To be done: Please repeat all of the listing exactly.

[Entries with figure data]
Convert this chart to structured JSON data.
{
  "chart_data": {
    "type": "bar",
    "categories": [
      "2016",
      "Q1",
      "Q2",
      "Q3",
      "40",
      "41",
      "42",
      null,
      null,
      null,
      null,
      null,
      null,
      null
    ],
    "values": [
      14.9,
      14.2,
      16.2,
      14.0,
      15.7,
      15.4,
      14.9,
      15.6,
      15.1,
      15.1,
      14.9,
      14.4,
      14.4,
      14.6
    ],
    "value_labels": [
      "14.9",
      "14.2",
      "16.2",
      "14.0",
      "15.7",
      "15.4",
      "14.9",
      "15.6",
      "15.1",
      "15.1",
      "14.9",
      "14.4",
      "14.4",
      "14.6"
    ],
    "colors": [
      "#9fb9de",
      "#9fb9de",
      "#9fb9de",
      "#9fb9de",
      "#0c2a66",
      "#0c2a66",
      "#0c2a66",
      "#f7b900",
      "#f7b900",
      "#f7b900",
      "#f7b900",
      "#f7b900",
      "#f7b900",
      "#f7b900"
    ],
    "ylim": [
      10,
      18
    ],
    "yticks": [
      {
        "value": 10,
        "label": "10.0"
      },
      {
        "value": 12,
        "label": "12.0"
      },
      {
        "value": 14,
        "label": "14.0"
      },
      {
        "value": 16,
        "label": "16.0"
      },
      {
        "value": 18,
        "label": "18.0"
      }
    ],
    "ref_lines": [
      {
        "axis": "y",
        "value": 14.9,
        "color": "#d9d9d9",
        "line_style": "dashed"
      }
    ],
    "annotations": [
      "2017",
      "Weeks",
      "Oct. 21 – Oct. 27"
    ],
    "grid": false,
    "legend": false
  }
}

Result for this exercise:
Convert this chart to structured JSON data.
{
  "chart_data": {
    "type": "bar",
    "categories": [
      "2016",
      "Q1",
      "Q2",
      "Q3",
      "40",
      "41",
      "42",
      null,
      null,
      null,
      null,
      null,
      null,
      null
    ],
    "values": [
      14.9,
      14.2,
      16.2,
      14.0,
      15.7,
      15.4,
      14.9,
      15.6,
      15.1,
      15.1,
      14.9,
      14.4,
      14.4,
      14.6
    ],
    "value_labels": [
      "14.9",
      "14.2",
      "16.2",
      "14.0",
      "15.7",
      "15.4",
      "14.9",
      "15.6",
      "15.1",
      "15.1",
      "14.9",
      "14.4",
      "14.4",
      "14.6"
    ],
    "colors": [
      "#9fb9de",
      "#9fb9de",
      "#9fb9de",
      "#9fb9de",
      "#0c2a66",
      "#0c2a66",
      "#0c2a66",
      "#f7b900",
      "#f7b900",
      "#f7b900",
      "#f7b900",
      "#f7b900",
      "#f7b900",
      "#f7b900"
    ],
    "ylim": [
      10,
      18
    ],
    "yticks": [
      {
        "value": 10,
        "label": "10.0"
      },
      {
        "value": 12,
        "label": "12.0"
      },
      {
        "value": 14,
        "label": "14.0"
      },
      {
        "value": 16,
        "label": "16.0"
      },
      {
        "value": 18,
        "label": "18.0"
      }
    ],
    "ref_lines": [
      {
        "axis": "y",
        "value": 14.9,
        "color": "#d9d9d9",
        "line_style": "dashed"
      }
    ],
    "annotations": [
      "2017",
      "Weeks",
      "Oct. 21 – Oct. 27"
    ],
    "grid": false,
    "legend": false
  }
}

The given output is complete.